What follows is a listing; restate every line of it word for word.

━━━━━ Data to process ━━━━━

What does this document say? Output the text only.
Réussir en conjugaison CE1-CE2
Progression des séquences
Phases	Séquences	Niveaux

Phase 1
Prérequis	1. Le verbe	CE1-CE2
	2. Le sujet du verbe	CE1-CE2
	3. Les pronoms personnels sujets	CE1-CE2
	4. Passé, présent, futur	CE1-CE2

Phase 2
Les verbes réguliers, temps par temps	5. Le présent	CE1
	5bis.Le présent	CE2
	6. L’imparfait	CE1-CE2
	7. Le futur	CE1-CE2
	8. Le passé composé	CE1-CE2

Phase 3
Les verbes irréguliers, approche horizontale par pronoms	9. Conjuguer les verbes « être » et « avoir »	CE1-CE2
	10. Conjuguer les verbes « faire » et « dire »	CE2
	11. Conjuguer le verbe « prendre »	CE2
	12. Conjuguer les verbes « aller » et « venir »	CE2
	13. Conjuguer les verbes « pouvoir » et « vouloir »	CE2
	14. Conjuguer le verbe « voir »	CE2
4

━━━━━

### Response to this task
What does this document say? Output the text only.
Réussir en conjugaison CE1-CE2
Progression des séquences
Phases	Séquences	Niveaux

Phase 1
Prérequis	1. Le verbe	CE1-CE2
	2. Le sujet du verbe	CE1-CE2
	3. Les pronoms personnels sujets	CE1-CE2
	4. Passé, présent, futur	CE1-CE2

Phase 2
Les verbes réguliers, temps par temps	5. Le présent	CE1
	5bis.Le présent	CE2
	6. L’imparfait	CE1-CE2
	7. Le futur	CE1-CE2
	8. Le passé composé	CE1-CE2

Phase 3
Les verbes irréguliers, approche horizontale par pronoms	9. Conjuguer les verbes « être » et « avoir »	CE1-CE2
	10. Conjuguer les verbes « faire » et « dire »	CE2
	11. Conjuguer le verbe « prendre »	CE2
	12. Conjuguer les verbes « aller » et « venir »	CE2
	13. Conjuguer les verbes « pouvoir » et « vouloir »	CE2
	14. Conjuguer le verbe « voir »	CE2
4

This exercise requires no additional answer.